Count how many lines hold the string "same", and give only that number.

──────

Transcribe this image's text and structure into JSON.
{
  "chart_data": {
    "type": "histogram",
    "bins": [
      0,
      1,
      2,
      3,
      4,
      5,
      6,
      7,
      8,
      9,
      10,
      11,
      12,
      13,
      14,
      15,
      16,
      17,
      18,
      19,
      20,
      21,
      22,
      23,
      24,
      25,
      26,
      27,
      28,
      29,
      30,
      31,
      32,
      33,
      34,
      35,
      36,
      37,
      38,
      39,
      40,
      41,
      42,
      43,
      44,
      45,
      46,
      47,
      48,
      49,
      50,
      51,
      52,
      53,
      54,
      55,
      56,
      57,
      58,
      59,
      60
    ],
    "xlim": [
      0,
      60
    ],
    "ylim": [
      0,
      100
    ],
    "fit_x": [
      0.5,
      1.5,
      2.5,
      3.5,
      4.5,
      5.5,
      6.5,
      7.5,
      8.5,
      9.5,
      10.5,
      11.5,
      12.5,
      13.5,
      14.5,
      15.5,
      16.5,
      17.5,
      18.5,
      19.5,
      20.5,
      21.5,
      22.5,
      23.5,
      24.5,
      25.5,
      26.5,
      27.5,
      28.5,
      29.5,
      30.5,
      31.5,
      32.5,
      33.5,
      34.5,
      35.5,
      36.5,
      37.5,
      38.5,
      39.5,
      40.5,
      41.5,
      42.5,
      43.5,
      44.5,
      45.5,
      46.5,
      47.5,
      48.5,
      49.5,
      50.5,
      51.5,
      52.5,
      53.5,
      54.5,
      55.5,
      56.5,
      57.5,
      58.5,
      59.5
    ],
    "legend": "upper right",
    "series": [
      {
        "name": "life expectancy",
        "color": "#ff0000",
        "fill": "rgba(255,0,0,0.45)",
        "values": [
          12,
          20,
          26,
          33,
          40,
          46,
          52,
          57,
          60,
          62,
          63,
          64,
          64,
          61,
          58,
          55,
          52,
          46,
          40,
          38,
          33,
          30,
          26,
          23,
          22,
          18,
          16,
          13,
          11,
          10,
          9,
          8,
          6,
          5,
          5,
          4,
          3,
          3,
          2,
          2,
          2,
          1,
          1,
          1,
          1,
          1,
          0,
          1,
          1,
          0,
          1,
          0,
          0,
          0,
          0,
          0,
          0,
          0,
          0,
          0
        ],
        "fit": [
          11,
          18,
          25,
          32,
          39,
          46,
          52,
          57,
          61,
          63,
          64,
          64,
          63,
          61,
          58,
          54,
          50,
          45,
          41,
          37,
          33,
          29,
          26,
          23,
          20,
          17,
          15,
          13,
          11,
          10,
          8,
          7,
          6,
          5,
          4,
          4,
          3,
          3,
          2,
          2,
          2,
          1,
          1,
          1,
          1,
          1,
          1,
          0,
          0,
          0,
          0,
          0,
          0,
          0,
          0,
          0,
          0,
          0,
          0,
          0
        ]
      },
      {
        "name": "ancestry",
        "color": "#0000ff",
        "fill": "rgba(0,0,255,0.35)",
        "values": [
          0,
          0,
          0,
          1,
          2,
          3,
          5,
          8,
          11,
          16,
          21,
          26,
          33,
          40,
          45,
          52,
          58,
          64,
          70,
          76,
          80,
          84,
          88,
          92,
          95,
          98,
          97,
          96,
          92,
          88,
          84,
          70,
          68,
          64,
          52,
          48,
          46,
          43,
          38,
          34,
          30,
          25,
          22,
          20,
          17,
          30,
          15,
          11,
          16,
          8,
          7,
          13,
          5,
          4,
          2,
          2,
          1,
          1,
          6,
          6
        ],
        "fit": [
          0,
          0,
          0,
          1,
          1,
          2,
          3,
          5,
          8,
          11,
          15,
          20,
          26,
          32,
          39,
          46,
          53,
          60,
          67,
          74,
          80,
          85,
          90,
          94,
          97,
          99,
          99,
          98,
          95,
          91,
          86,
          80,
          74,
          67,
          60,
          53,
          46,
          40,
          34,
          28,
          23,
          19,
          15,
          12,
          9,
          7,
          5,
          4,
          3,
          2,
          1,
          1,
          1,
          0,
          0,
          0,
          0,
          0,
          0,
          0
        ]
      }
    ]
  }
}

──────

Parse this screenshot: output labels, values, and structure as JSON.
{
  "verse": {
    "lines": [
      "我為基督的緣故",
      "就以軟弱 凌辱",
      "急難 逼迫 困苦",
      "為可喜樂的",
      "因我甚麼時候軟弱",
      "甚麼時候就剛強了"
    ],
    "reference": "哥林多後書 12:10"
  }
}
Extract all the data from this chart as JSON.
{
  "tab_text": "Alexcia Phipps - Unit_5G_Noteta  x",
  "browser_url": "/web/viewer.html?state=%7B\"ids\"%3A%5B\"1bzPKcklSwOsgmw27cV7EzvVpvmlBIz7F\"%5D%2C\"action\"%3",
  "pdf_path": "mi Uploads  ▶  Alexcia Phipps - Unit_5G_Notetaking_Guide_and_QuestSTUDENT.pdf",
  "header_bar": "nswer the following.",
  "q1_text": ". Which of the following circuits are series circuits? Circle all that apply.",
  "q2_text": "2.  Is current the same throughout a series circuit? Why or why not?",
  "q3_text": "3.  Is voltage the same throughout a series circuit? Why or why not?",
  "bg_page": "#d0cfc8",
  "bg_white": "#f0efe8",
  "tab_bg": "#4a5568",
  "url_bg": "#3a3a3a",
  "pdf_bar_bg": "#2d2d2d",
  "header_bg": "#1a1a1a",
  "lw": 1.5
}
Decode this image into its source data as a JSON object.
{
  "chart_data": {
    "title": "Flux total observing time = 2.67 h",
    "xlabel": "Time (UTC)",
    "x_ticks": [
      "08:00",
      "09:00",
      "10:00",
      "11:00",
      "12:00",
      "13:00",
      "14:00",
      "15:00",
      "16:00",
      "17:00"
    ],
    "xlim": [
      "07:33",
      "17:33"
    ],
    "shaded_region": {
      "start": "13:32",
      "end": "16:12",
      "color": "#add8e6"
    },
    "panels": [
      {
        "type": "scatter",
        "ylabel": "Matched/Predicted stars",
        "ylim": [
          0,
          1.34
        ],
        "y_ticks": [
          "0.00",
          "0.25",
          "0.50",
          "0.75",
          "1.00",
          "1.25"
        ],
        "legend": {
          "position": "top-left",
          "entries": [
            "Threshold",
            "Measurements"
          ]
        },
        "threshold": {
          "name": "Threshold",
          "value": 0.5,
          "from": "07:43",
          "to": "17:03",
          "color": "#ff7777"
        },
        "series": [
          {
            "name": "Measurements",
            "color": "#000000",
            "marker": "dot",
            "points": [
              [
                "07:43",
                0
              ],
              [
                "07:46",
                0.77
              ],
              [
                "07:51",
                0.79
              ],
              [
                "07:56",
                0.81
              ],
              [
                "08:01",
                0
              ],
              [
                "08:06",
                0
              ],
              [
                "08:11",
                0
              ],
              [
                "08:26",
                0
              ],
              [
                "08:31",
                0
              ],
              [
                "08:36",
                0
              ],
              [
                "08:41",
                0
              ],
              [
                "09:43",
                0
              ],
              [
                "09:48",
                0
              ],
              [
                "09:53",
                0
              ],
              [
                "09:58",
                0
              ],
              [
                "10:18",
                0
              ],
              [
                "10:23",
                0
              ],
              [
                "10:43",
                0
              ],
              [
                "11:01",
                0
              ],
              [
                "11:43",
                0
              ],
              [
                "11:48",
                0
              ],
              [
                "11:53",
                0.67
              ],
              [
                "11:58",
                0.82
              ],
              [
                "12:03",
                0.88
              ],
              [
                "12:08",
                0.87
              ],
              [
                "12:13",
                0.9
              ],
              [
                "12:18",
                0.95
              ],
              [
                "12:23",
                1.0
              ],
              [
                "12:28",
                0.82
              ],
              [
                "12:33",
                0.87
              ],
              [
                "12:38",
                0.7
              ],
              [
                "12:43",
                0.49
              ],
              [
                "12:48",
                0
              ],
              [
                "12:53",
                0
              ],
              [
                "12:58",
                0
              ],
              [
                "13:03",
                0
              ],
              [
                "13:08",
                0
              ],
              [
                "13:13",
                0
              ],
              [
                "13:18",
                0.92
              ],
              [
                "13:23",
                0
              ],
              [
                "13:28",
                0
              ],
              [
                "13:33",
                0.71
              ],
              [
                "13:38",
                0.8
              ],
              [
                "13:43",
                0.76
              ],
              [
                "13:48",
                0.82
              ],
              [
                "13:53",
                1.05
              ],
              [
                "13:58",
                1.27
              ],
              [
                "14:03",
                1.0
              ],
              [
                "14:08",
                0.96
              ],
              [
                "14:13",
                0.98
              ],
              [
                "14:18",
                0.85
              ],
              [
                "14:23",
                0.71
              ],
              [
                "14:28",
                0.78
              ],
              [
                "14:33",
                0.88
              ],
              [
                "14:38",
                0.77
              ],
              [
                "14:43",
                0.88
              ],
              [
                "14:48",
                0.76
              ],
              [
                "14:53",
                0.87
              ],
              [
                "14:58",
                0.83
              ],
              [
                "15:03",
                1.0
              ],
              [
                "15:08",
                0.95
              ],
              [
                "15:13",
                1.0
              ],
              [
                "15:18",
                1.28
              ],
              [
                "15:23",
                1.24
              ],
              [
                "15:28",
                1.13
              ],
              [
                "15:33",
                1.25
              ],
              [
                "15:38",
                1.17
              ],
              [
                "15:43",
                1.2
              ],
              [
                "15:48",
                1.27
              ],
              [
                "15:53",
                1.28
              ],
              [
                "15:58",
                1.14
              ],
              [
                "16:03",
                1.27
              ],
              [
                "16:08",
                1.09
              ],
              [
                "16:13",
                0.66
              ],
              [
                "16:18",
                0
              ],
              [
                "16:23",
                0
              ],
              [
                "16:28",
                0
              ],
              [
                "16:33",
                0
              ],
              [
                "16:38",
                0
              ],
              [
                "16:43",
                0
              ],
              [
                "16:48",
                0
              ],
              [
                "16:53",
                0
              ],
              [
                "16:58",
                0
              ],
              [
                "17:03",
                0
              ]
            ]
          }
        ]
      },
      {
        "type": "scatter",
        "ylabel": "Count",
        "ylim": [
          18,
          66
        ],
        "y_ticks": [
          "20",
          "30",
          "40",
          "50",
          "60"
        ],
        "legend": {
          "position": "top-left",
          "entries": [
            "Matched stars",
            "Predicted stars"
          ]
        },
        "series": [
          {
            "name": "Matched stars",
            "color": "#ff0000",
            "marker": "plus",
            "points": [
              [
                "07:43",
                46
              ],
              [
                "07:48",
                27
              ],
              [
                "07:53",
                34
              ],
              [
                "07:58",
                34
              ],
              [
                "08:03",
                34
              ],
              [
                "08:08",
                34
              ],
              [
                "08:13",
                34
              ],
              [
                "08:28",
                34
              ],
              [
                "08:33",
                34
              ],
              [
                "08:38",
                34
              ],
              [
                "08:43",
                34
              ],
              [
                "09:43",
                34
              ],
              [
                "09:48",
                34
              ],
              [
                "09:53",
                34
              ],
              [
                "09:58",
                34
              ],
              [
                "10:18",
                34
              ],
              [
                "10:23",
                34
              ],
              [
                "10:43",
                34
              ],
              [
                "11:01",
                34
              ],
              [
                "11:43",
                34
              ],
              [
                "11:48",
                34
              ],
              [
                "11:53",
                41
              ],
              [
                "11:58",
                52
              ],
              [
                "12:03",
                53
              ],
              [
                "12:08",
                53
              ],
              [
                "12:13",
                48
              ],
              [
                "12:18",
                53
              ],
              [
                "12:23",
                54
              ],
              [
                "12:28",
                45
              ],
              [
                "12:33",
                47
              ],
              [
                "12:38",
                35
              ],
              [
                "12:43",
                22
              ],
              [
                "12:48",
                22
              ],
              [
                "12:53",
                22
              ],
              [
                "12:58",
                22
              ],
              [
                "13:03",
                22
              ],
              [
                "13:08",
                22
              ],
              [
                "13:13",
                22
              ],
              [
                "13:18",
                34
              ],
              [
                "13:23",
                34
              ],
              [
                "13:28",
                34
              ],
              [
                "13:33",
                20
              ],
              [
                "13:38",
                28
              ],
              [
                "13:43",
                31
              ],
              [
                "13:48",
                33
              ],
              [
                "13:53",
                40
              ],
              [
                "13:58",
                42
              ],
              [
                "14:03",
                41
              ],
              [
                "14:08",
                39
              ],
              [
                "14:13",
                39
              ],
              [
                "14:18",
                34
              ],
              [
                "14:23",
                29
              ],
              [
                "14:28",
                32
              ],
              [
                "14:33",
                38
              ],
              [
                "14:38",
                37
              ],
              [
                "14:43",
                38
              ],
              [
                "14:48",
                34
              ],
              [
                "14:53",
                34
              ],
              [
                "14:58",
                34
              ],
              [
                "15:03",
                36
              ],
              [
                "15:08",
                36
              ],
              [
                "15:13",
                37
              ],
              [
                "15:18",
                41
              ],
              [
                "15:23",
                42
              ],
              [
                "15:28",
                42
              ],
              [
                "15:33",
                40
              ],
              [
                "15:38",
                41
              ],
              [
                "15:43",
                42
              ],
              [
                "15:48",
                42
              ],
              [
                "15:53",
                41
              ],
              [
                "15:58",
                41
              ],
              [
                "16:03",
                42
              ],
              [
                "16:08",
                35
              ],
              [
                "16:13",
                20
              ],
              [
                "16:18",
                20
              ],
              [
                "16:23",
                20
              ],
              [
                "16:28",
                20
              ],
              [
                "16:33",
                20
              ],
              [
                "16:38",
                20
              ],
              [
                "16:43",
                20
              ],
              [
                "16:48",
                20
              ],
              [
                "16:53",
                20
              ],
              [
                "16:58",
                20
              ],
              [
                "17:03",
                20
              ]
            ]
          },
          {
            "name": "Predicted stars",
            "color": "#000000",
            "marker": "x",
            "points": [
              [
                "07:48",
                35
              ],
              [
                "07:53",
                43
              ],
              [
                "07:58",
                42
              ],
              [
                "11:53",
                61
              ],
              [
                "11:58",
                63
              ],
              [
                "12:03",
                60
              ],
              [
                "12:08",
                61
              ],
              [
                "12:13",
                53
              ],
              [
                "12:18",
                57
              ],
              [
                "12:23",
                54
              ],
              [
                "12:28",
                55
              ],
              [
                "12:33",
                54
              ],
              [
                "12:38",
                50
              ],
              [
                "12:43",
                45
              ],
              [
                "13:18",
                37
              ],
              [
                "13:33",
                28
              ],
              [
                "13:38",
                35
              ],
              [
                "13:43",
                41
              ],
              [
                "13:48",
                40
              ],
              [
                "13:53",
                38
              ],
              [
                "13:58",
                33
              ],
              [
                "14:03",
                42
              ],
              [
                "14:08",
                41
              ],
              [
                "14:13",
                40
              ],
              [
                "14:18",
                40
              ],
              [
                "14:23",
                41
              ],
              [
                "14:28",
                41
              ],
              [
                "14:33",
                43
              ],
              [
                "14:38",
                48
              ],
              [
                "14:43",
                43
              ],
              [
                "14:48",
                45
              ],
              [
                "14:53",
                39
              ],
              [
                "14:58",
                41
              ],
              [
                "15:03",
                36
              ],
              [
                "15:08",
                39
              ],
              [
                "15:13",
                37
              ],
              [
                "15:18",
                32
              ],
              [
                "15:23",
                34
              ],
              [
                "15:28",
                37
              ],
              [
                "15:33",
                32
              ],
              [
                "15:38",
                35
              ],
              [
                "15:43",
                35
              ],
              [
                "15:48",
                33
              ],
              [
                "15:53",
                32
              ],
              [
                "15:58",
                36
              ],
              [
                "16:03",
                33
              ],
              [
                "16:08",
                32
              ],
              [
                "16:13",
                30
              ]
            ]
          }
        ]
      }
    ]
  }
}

──────

• EXPECTED ANSWER
2